Task prompt —
Pictures aside, write out every record exactly as it appears.
begin Given data
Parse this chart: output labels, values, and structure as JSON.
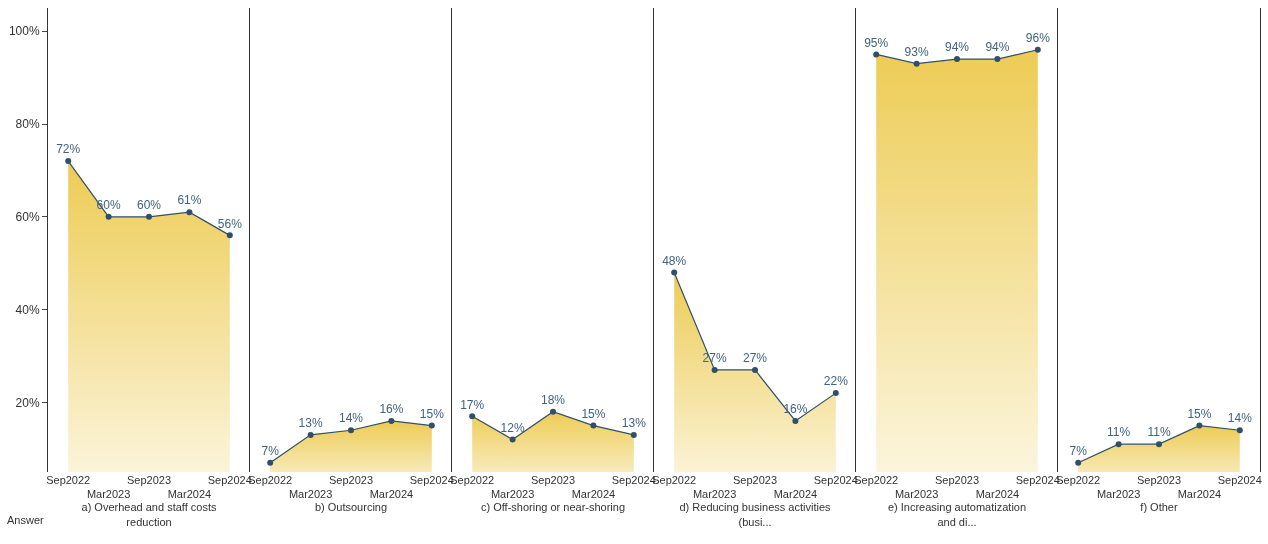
{
  "chart_data": [
    {
      "type": "area",
      "xlabel": "a) Overhead and staff costs reduction",
      "annotations": [
        "Answer"
      ],
      "categories": [
        "Sep2022",
        "Mar2023",
        "Sep2023",
        "Mar2024",
        "Sep2024"
      ],
      "series": [
        {
          "color": "#ecc94b",
          "values": [
            72,
            60,
            60,
            61,
            56
          ],
          "value_labels": [
            "72%",
            "60%",
            "60%",
            "61%",
            "56%"
          ]
        }
      ],
      "ylim": [
        5,
        105
      ],
      "yticks": [
        {
          "value": 20,
          "label": "20%"
        },
        {
          "value": 40,
          "label": "40%"
        },
        {
          "value": 60,
          "label": "60%"
        },
        {
          "value": 80,
          "label": "80%"
        },
        {
          "value": 100,
          "label": "100%"
        }
      ],
      "marker": "circle"
    },
    {
      "type": "area",
      "xlabel": "b) Outsourcing",
      "categories": [
        "Sep2022",
        "Mar2023",
        "Sep2023",
        "Mar2024",
        "Sep2024"
      ],
      "series": [
        {
          "color": "#ecc94b",
          "values": [
            7,
            13,
            14,
            16,
            15
          ],
          "value_labels": [
            "7%",
            "13%",
            "14%",
            "16%",
            "15%"
          ]
        }
      ],
      "ylim": [
        5,
        105
      ],
      "tick_labels": "x",
      "marker": "circle"
    },
    {
      "type": "area",
      "xlabel": "c) Off-shoring or near-shoring",
      "categories": [
        "Sep2022",
        "Mar2023",
        "Sep2023",
        "Mar2024",
        "Sep2024"
      ],
      "series": [
        {
          "color": "#ecc94b",
          "values": [
            17,
            12,
            18,
            15,
            13
          ],
          "value_labels": [
            "17%",
            "12%",
            "18%",
            "15%",
            "13%"
          ]
        }
      ],
      "ylim": [
        5,
        105
      ],
      "tick_labels": "x",
      "marker": "circle"
    },
    {
      "type": "area",
      "xlabel": "d) Reducing business activities (busi...",
      "categories": [
        "Sep2022",
        "Mar2023",
        "Sep2023",
        "Mar2024",
        "Sep2024"
      ],
      "series": [
        {
          "color": "#ecc94b",
          "values": [
            48,
            27,
            27,
            16,
            22
          ],
          "value_labels": [
            "48%",
            "27%",
            "27%",
            "16%",
            "22%"
          ]
        }
      ],
      "ylim": [
        5,
        105
      ],
      "tick_labels": "x",
      "marker": "circle"
    },
    {
      "type": "area",
      "xlabel": "e) Increasing automatization and di...",
      "categories": [
        "Sep2022",
        "Mar2023",
        "Sep2023",
        "Mar2024",
        "Sep2024"
      ],
      "series": [
        {
          "color": "#ecc94b",
          "values": [
            95,
            93,
            94,
            94,
            96
          ],
          "value_labels": [
            "95%",
            "93%",
            "94%",
            "94%",
            "96%"
          ]
        }
      ],
      "ylim": [
        5,
        105
      ],
      "tick_labels": "x",
      "marker": "circle"
    },
    {
      "type": "area",
      "xlabel": "f) Other",
      "categories": [
        "Sep2022",
        "Mar2023",
        "Sep2023",
        "Mar2024",
        "Sep2024"
      ],
      "series": [
        {
          "color": "#ecc94b",
          "values": [
            7,
            11,
            11,
            15,
            14
          ],
          "value_labels": [
            "7%",
            "11%",
            "11%",
            "15%",
            "14%"
          ]
        }
      ],
      "ylim": [
        5,
        105
      ],
      "tick_labels": "x",
      "marker": "circle"
    }
  ]
}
end Given data
The answer —
Parse this chart: output labels, values, and structure as JSON.
{
  "chart_data": [
    {
      "type": "area",
      "xlabel": "a) Overhead and staff costs reduction",
      "annotations": [
        "Answer"
      ],
      "categories": [
        "Sep2022",
        "Mar2023",
        "Sep2023",
        "Mar2024",
        "Sep2024"
      ],
      "series": [
        {
          "color": "#ecc94b",
          "values": [
            72,
            60,
            60,
            61,
            56
          ],
          "value_labels": [
            "72%",
            "60%",
            "60%",
            "61%",
            "56%"
          ]
        }
      ],
      "ylim": [
        5,
        105
      ],
      "yticks": [
        {
          "value": 20,
          "label": "20%"
        },
        {
          "value": 40,
          "label": "40%"
        },
        {
          "value": 60,
          "label": "60%"
        },
        {
          "value": 80,
          "label": "80%"
        },
        {
          "value": 100,
          "label": "100%"
        }
      ],
      "marker": "circle"
    },
    {
      "type": "area",
      "xlabel": "b) Outsourcing",
      "categories": [
        "Sep2022",
        "Mar2023",
        "Sep2023",
        "Mar2024",
        "Sep2024"
      ],
      "series": [
        {
          "color": "#ecc94b",
          "values": [
            7,
            13,
            14,
            16,
            15
          ],
          "value_labels": [
            "7%",
            "13%",
            "14%",
            "16%",
            "15%"
          ]
        }
      ],
      "ylim": [
        5,
        105
      ],
      "tick_labels": "x",
      "marker": "circle"
    },
    {
      "type": "area",
      "xlabel": "c) Off-shoring or near-shoring",
      "categories": [
        "Sep2022",
        "Mar2023",
        "Sep2023",
        "Mar2024",
        "Sep2024"
      ],
      "series": [
        {
          "color": "#ecc94b",
          "values": [
            17,
            12,
            18,
            15,
            13
          ],
          "value_labels": [
            "17%",
            "12%",
            "18%",
            "15%",
            "13%"
          ]
        }
      ],
      "ylim": [
        5,
        105
      ],
      "tick_labels": "x",
      "marker": "circle"
    },
    {
      "type": "area",
      "xlabel": "d) Reducing business activities (busi...",
      "categories": [
        "Sep2022",
        "Mar2023",
        "Sep2023",
        "Mar2024",
        "Sep2024"
      ],
      "series": [
        {
          "color": "#ecc94b",
          "values": [
            48,
            27,
            27,
            16,
            22
          ],
          "value_labels": [
            "48%",
            "27%",
            "27%",
            "16%",
            "22%"
          ]
        }
      ],
      "ylim": [
        5,
        105
      ],
      "tick_labels": "x",
      "marker": "circle"
    },
    {
      "type": "area",
      "xlabel": "e) Increasing automatization and di...",
      "categories": [
        "Sep2022",
        "Mar2023",
        "Sep2023",
        "Mar2024",
        "Sep2024"
      ],
      "series": [
        {
          "color": "#ecc94b",
          "values": [
            95,
            93,
            94,
            94,
            96
          ],
          "value_labels": [
            "95%",
            "93%",
            "94%",
            "94%",
            "96%"
          ]
        }
      ],
      "ylim": [
        5,
        105
      ],
      "tick_labels": "x",
      "marker": "circle"
    },
    {
      "type": "area",
      "xlabel": "f) Other",
      "categories": [
        "Sep2022",
        "Mar2023",
        "Sep2023",
        "Mar2024",
        "Sep2024"
      ],
      "series": [
        {
          "color": "#ecc94b",
          "values": [
            7,
            11,
            11,
            15,
            14
          ],
          "value_labels": [
            "7%",
            "11%",
            "11%",
            "15%",
            "14%"
          ]
        }
      ],
      "ylim": [
        5,
        105
      ],
      "tick_labels": "x",
      "marker": "circle"
    }
  ]
}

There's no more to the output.